- [Exercise]:
Give only the count of lines containing "color".
━━━━━ Input data ━━━━━
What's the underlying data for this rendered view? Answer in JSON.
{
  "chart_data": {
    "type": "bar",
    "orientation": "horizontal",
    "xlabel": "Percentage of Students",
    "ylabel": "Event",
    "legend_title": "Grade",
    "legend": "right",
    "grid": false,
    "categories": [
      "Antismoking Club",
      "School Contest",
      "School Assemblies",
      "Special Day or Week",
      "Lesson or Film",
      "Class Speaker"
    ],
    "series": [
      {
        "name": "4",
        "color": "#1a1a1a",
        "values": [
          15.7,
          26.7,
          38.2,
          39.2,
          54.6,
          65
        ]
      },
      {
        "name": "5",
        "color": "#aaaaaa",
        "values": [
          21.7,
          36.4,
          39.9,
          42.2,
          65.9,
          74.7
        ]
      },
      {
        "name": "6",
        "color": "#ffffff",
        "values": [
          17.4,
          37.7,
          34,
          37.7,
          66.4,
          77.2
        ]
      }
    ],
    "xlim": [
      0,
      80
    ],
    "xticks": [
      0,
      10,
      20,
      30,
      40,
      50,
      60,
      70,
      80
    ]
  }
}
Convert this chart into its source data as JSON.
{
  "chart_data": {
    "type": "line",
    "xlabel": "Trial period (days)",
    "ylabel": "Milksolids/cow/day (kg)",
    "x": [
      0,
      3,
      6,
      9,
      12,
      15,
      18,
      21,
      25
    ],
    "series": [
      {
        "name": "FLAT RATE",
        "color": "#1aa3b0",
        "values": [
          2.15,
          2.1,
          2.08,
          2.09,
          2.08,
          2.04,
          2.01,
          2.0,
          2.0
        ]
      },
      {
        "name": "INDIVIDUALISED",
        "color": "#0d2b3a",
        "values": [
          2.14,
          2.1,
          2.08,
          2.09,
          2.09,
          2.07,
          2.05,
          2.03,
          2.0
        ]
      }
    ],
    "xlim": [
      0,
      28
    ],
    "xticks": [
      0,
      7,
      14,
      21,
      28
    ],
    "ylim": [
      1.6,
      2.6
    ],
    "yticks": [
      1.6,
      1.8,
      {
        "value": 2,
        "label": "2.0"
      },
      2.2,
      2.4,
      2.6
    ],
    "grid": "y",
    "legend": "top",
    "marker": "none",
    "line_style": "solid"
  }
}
━━━━━
- [Output]:
5